> _Work required_
Please gather and copy every line in the listing below that contains the word "bearings".

> _Task material_
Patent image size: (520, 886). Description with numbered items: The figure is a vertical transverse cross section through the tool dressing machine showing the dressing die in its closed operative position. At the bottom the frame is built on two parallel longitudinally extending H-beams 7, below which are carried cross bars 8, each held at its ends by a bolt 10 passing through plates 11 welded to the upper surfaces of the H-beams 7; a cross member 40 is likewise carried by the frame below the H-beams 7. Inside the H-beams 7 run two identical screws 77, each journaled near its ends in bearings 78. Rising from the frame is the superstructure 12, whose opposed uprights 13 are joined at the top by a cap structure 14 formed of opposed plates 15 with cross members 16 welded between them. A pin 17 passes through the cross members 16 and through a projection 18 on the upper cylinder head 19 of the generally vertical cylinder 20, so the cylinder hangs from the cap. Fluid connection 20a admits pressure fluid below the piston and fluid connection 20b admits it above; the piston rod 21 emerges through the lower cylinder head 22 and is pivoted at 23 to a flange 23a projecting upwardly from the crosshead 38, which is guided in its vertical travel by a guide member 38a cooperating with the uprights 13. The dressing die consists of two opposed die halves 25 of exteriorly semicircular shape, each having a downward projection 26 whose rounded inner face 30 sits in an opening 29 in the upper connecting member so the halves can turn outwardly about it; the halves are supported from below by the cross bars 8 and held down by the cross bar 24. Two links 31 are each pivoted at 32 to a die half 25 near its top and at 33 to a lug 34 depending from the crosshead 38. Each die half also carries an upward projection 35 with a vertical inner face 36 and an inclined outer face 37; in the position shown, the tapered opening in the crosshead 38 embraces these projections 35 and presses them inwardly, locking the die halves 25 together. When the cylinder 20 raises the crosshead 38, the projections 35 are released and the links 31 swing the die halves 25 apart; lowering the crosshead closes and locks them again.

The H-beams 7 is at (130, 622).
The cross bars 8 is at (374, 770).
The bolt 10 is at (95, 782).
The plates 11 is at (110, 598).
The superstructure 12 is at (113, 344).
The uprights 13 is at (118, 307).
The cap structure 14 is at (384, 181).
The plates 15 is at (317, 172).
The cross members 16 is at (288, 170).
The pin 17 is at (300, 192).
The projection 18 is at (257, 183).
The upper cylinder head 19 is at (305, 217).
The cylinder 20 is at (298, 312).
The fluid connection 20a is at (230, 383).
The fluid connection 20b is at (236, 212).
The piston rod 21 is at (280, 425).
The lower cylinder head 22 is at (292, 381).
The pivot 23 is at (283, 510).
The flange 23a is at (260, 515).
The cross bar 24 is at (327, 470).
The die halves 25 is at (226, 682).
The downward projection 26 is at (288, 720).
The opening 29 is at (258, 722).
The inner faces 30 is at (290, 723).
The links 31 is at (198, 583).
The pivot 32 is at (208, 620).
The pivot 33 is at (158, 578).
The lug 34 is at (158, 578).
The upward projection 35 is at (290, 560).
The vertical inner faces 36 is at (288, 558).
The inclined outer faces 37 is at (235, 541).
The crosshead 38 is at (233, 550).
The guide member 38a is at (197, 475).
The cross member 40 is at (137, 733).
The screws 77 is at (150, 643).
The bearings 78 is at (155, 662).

> _Task answer_
Patent image size: (520, 886). Description with numbered items: The figure is a vertical transverse cross section through the tool dressing machine showing the dressing die in its closed operative position. At the bottom the frame is built on two parallel longitudinally extending H-beams 7, below which are carried cross bars 8, each held at its ends by a bolt 10 passing through plates 11 welded to the upper surfaces of the H-beams 7; a cross member 40 is likewise carried by the frame below the H-beams 7. Inside the H-beams 7 run two identical screws 77, each journaled near its ends in bearings 78. Rising from the frame is the superstructure 12, whose opposed uprights 13 are joined at the top by a cap structure 14 formed of opposed plates 15 with cross members 16 welded between them. A pin 17 passes through the cross members 16 and through a projection 18 on the upper cylinder head 19 of the generally vertical cylinder 20, so the cylinder hangs from the cap. Fluid connection 20a admits pressure fluid below the piston and fluid connection 20b admits it above; the piston rod 21 emerges through the lower cylinder head 22 and is pivoted at 23 to a flange 23a projecting upwardly from the crosshead 38, which is guided in its vertical travel by a guide member 38a cooperating with the uprights 13. The dressing die consists of two opposed die halves 25 of exteriorly semicircular shape, each having a downward projection 26 whose rounded inner face 30 sits in an opening 29 in the upper connecting member so the halves can turn outwardly about it; the halves are supported from below by the cross bars 8 and held down by the cross bar 24. Two links 31 are each pivoted at 32 to a die half 25 near its top and at 33 to a lug 34 depending from the crosshead 38. Each die half also carries an upward projection 35 with a vertical inner face 36 and an inclined outer face 37; in the position shown, the tapered opening in the crosshead 38 embraces these projections 35 and presses them inwardly, locking the die halves 25 together. When the cylinder 20 raises the crosshead 38, the projections 35 are released and the links 31 swing the die halves 25 apart; lowering the crosshead closes and locks them again.
The bearings 78 is at (155, 662).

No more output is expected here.